[Recorded data]
----------------------------------------
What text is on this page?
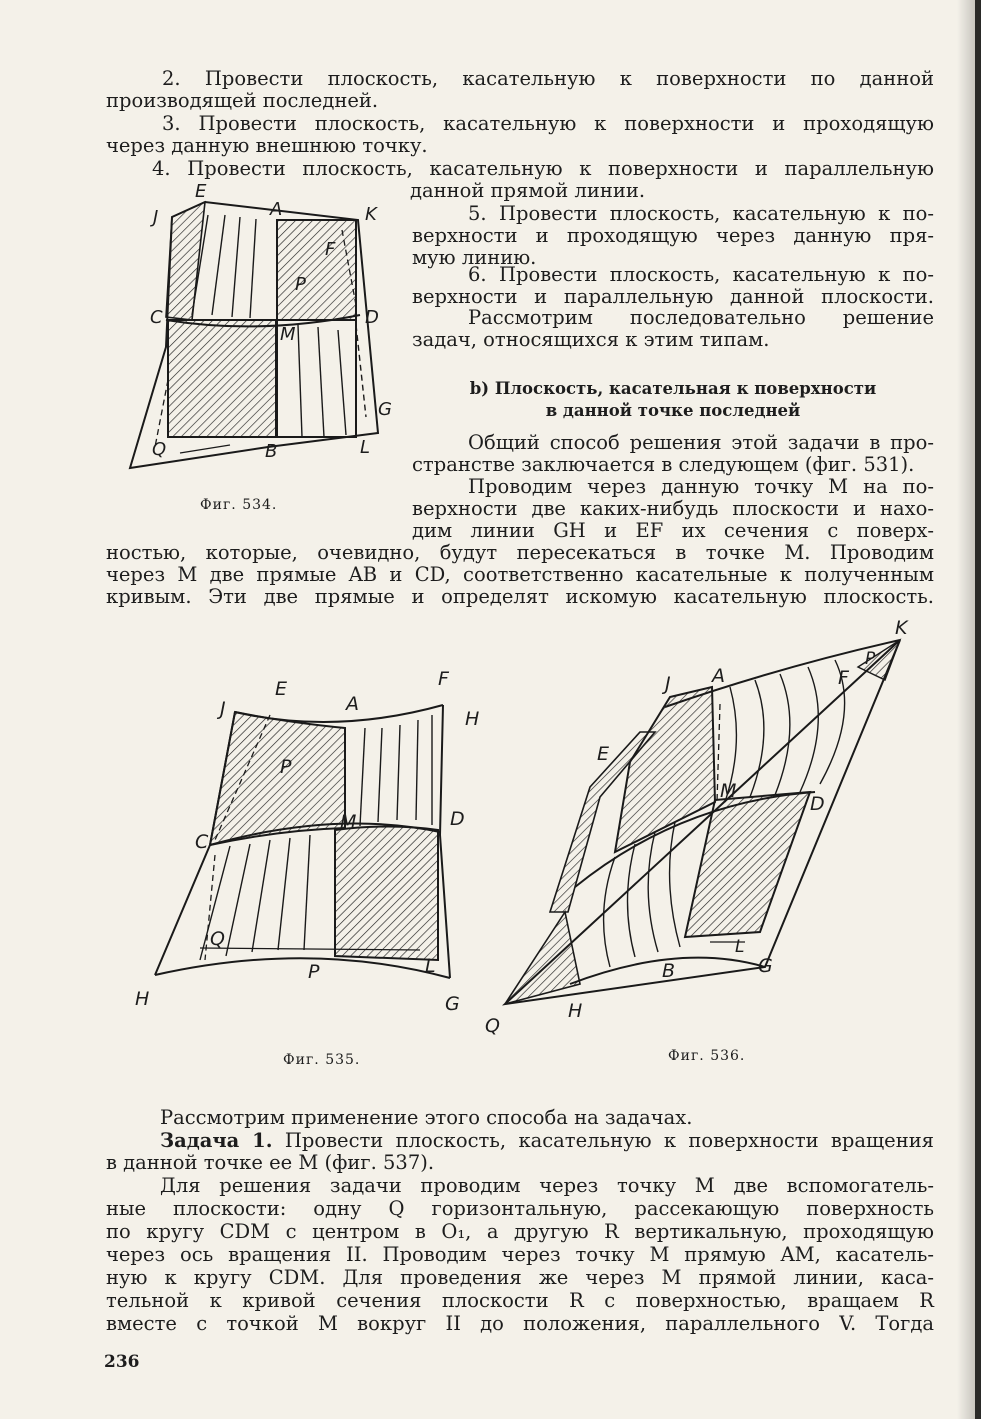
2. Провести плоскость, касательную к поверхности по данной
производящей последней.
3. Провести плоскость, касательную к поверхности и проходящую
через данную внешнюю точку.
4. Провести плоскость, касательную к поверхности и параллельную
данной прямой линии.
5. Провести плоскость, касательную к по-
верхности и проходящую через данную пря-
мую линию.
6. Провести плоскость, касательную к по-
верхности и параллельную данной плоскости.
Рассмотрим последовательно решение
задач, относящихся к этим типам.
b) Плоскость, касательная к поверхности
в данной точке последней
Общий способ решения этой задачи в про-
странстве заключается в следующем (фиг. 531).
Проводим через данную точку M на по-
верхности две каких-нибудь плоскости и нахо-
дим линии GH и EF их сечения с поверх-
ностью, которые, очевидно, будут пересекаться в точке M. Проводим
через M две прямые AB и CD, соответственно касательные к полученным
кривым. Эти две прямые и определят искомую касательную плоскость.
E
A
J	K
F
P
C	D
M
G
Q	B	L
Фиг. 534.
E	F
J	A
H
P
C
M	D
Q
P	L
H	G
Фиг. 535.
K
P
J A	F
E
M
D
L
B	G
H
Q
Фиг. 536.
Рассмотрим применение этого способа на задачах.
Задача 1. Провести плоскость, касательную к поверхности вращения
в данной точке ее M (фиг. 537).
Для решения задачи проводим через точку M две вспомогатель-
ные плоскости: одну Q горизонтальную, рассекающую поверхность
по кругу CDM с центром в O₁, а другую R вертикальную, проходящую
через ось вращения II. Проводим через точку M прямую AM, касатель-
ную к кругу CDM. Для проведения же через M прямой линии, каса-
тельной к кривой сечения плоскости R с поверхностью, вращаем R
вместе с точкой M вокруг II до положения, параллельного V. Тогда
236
----------------------------------------
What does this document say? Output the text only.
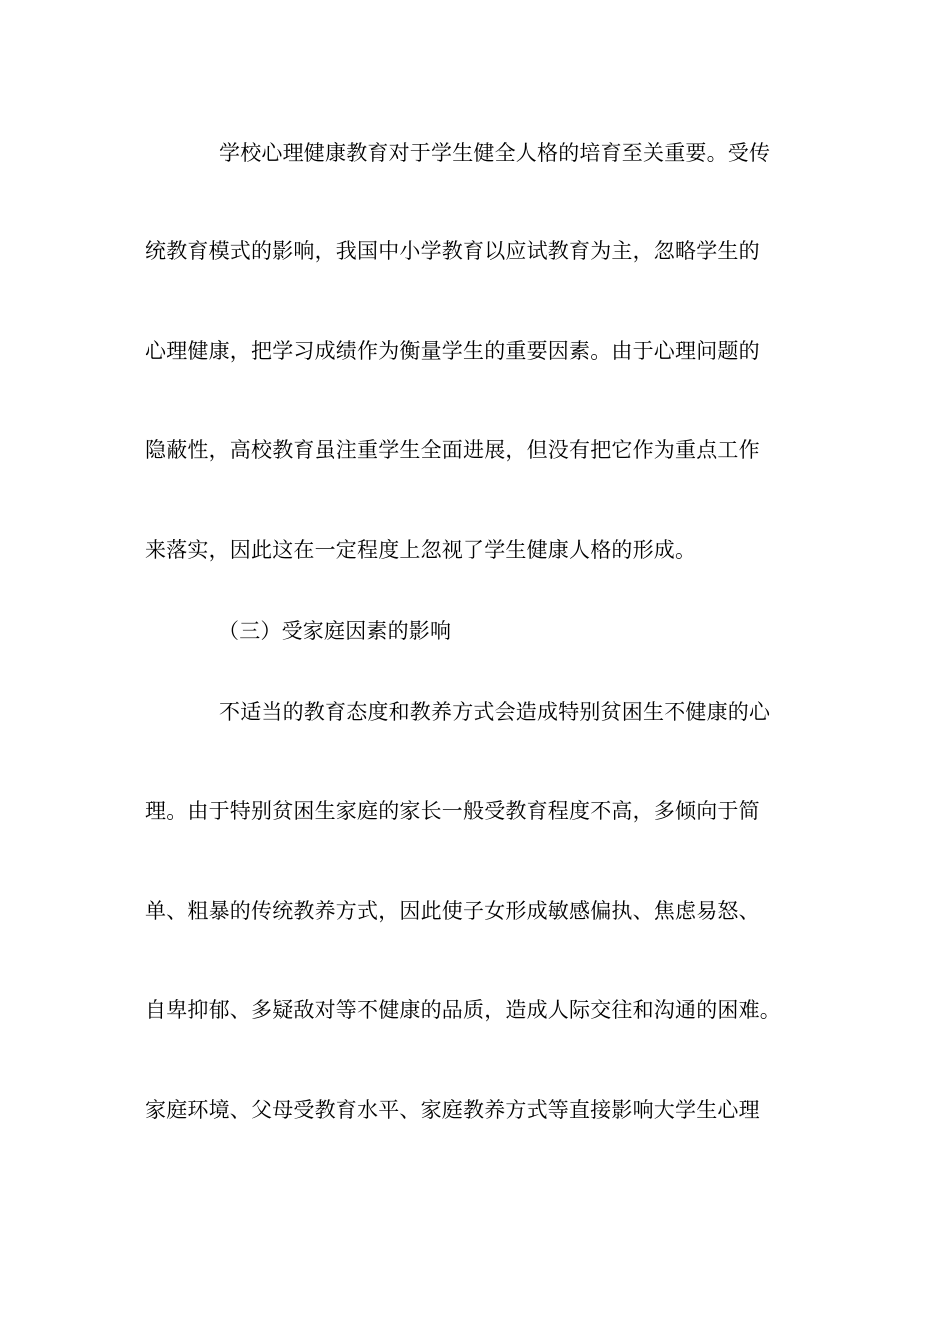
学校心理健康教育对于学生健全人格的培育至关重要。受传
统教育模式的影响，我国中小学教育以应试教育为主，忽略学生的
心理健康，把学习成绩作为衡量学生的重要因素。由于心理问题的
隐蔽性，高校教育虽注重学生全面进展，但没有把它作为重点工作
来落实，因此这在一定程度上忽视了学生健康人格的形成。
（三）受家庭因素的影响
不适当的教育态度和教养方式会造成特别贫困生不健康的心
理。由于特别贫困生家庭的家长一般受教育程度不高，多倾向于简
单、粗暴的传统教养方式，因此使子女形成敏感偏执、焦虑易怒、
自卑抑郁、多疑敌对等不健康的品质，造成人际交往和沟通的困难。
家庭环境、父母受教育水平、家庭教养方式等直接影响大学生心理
----------------------------------------
### EXERCISE INSTRUCTIONS
Pick out all the lines with the word "точку" in them and copy them.

### TASK OUTPUT
через данную внешнюю точку.
Проводим через данную точку M на по-
Для решения задачи проводим через точку M две вспомогатель-
через ось вращения II. Проводим через точку M прямую AM, касатель-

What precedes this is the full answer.